WHAT TO DO:
(1) In the audit log page below, why does adding a new action code require no migration?
(2) List the day-to-day developer moves that the audit log page below says it covers.

READING TEXT:

-*-

How to extend the audit log¶
The audit log (validibot/audit/) is an append-only record of
configuration changes, security events, and admin actions. This
page covers the moves a developer makes day-to-day:
- adding a new action code
- extending the field whitelist for an existing model
- adding audit capture for a new model
- writing an ad-hoc entry from service code
It does not cover the cross-cutting architecture — that's the four-pillar observability taxonomy that the audit log is one Pillar of.
Mental model¶
Every audit entry has four moving parts:
- An
AuditActioncode (thinkWORKFLOW_UPDATED,LOGIN_FAILED). - An
AuditActorrow (who, with IP / user-agent; purgeable for GDPR). - A target (
target_typelabel +target_idstring + humantarget_repr). - An optional whitelisted
changesdiff + free-formmetadata.
The write path is always AuditLogService.record(...). Capture
happens via three layers — direct service calls, signal handlers, and
the admin LogEntry bridge — but they all converge on the service.
Add a new action code¶
Actions are a TextChoices enum in
validibot/audit/constants.py::AuditAction. Adding one is a
one-line edit plus a retention-window entry if the new action needs a
different default than the generic "config change" tier.
# validibot/audit/constants.py
class AuditAction(TextChoices):
# ... existing actions ...
WEBHOOK_INVOKED = "webhook_invoked", _("Webhook Invoked")
# Optional — only if the default 2-year cold retention is wrong:
RETENTION_COLD_DAYS: dict[AuditAction, int] = {
# ... existing ...
AuditAction.WEBHOOK_INVOKED: 365, # 1 year cold, like LOGIN_*
}
No migration is required — TextChoices stores the raw string in
the action column. Existing entries keep working.
Extend the whitelist for an existing model¶
AUDITABLE_FIELDS in constants.py declares which columns the
audit layer is allowed to snapshot into changes. Anything outside
the list is either silently ignored (the snapshot helper reads only
whitelisted attributes) or recorded as <redacted> (the service's
sanitiser when a caller passes a non-whitelisted field explicitly).
AUDITABLE_FIELDS = {
"workflows.Workflow": (
"name",
"description",
"is_public",
"agent_access_enabled",
"agent_public_discovery",
"new_field_to_audit", # ← add here
),
# ...
}
The rule of thumb:
- Add a field if it's config-level and a change is forensically interesting (workflow name, API-key scopes, org role).
- Don't add fields that carry PII beyond what the actor layer already covers (email/name), never add secrets (tokens, passwords, webhook-signing keys), never add customer content (validation payloads, file uploads).

-*-

DATA LINES:
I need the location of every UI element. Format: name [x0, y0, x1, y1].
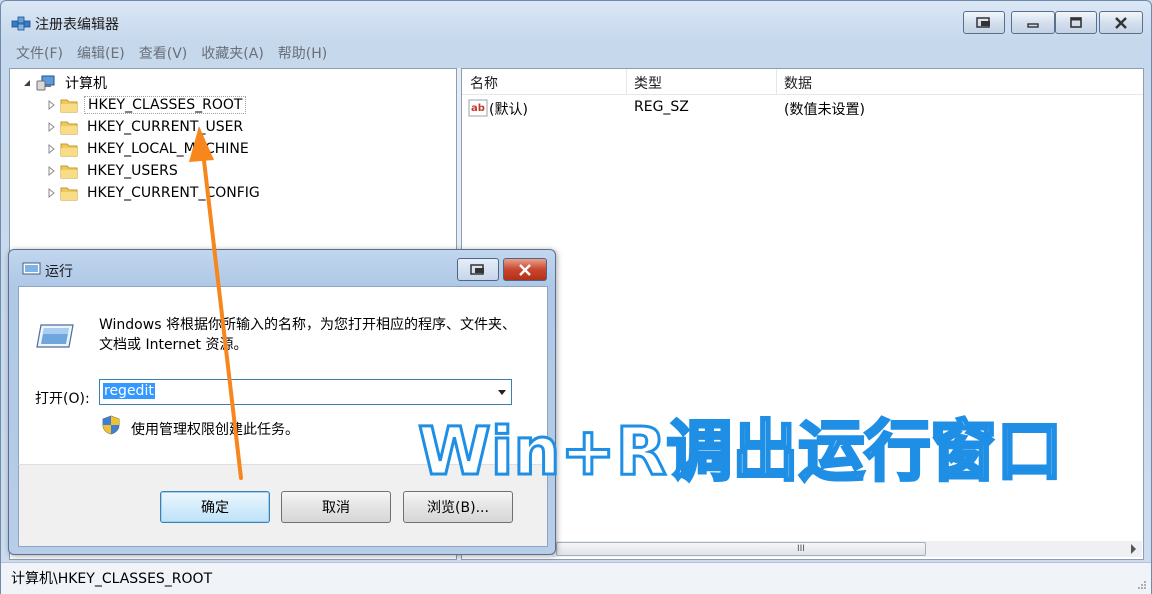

-*-

SOLUTIONS TO THE TASKS:
(1) TextChoices stores the raw string in the action column, so existing entries keep working.

(2)
- Adding a new action code
- Extending the field whitelist for an existing model
- Adding audit capture for a new model
- Writing an ad-hoc entry from service code